> **Task requirements**
Find all lines in the records that include the word "poor", and copy them out.

________________________________________

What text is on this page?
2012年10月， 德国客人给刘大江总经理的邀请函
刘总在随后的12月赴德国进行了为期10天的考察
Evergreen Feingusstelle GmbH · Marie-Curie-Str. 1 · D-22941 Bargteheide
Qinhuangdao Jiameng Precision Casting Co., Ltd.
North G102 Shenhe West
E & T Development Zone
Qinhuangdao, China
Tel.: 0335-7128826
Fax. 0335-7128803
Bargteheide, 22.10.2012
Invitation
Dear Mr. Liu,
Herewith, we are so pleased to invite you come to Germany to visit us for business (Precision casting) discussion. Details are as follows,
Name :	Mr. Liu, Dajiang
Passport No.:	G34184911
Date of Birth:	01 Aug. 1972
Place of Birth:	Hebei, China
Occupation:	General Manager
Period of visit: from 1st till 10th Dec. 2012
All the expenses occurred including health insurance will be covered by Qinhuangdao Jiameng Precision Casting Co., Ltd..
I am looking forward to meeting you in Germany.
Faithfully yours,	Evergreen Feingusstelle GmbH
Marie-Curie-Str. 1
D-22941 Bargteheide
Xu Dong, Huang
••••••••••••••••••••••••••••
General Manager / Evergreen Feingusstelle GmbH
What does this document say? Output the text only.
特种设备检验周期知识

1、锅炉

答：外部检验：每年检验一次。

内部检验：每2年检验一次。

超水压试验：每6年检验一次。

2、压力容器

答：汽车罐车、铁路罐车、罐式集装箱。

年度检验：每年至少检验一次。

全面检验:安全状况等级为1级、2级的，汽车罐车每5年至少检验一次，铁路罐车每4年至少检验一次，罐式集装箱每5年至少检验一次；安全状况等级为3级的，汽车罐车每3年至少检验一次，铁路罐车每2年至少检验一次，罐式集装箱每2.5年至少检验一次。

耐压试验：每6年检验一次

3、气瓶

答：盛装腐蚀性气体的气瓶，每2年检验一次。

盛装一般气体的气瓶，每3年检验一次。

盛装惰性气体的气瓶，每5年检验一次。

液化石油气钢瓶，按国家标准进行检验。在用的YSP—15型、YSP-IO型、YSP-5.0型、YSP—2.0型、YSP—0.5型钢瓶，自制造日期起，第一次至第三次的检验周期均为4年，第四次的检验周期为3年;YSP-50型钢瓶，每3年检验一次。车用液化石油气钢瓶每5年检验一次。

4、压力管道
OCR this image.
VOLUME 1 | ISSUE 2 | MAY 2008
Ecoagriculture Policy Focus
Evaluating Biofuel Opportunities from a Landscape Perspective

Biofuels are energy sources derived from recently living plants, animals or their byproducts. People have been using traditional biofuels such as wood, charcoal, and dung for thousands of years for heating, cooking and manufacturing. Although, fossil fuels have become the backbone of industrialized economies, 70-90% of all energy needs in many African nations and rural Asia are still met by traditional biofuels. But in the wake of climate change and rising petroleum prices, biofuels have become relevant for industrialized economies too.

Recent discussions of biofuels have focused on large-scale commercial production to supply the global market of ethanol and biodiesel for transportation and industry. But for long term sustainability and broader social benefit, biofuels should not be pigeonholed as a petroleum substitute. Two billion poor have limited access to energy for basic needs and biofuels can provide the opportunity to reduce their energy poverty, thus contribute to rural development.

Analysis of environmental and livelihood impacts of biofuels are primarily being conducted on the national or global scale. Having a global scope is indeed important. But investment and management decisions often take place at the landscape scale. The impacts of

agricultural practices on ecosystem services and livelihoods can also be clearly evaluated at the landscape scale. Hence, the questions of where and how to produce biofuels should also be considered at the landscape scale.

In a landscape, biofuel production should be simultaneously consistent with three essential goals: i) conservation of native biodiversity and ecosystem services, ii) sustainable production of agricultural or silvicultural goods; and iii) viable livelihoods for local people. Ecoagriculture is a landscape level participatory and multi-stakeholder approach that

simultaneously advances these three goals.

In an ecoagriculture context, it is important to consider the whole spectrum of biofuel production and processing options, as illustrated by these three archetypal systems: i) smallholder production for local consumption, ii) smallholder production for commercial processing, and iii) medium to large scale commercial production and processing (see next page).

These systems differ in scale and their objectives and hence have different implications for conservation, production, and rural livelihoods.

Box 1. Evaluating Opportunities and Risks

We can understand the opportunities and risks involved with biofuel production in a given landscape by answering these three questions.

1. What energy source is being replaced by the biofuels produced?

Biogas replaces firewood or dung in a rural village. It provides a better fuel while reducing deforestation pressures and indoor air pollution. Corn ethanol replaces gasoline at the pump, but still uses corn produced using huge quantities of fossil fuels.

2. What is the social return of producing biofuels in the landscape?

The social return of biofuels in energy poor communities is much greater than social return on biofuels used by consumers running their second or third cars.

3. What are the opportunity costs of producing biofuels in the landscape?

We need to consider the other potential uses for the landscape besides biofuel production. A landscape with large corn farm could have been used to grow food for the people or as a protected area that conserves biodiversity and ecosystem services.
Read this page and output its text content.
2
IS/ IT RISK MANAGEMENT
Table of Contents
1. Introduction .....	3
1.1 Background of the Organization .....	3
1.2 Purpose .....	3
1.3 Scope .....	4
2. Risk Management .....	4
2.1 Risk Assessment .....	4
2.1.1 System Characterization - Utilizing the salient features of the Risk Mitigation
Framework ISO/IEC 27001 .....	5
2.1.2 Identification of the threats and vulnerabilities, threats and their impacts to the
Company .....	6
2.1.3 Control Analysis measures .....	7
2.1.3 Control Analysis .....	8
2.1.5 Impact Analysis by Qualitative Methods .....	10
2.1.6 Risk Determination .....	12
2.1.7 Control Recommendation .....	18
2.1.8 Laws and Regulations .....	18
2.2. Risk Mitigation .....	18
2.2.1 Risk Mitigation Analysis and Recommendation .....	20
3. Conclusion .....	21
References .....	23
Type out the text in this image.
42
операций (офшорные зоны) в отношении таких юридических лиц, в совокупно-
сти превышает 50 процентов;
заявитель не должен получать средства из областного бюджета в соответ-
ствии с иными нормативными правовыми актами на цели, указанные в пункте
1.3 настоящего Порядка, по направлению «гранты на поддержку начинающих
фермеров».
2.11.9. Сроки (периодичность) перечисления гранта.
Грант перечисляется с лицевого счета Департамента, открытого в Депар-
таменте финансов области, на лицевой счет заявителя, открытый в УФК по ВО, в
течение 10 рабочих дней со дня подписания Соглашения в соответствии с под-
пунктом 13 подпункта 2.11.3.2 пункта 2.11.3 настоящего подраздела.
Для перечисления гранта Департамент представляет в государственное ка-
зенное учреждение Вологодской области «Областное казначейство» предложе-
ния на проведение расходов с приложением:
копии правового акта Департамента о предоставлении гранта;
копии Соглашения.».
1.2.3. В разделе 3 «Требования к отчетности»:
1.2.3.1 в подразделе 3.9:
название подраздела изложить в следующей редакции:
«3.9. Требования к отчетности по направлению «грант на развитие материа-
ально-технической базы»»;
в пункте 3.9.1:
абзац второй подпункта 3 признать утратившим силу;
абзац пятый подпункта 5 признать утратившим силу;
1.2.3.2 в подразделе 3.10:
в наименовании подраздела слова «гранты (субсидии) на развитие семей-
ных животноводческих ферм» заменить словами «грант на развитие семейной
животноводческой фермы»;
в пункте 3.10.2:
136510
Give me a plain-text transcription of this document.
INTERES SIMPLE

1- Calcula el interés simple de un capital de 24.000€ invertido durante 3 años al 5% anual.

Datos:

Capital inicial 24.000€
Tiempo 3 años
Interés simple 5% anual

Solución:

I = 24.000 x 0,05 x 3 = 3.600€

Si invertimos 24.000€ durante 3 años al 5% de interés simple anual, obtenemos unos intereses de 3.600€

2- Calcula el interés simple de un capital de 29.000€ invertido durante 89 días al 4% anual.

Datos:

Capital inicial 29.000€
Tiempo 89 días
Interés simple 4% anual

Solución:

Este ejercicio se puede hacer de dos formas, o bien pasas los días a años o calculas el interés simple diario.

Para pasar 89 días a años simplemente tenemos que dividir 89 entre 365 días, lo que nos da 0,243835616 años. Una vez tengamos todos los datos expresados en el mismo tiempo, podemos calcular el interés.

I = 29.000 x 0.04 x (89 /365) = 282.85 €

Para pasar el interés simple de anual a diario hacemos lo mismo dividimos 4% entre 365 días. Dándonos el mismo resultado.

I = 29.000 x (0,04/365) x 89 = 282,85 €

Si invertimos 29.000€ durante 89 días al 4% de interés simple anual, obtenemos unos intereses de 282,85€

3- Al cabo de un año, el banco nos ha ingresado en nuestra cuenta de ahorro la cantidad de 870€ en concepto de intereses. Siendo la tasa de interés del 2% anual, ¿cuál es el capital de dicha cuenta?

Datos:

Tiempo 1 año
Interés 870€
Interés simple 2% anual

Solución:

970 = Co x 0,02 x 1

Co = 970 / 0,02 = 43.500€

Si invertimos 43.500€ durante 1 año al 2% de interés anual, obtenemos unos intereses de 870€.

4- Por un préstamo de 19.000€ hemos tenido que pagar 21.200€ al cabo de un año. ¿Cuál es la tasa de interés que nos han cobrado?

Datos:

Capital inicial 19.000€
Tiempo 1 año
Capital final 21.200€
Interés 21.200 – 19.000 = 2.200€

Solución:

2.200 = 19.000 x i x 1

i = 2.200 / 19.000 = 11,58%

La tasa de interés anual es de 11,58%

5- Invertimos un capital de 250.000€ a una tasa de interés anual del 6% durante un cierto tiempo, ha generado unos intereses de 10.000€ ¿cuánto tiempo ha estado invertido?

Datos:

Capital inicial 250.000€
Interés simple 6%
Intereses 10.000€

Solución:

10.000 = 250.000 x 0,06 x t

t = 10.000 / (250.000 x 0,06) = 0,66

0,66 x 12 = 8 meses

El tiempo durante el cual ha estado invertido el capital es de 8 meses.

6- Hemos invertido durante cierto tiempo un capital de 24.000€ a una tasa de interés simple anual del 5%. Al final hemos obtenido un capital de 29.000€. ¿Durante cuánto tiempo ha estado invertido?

________________________________________

> **Exercise output**
Recent discussions of biofuels have focused on large-scale commercial production to supply the global market of ethanol and biodiesel for transportation and industry. But for long term sustainability and broader social benefit, biofuels should not be pigeonholed as a petroleum substitute. Two billion poor have limited access to energy for basic needs and biofuels can provide the opportunity to reduce their energy poverty, thus contribute to rural development.
The social return of biofuels in energy poor communities is much greater than social return on biofuels used by consumers running their second or third cars.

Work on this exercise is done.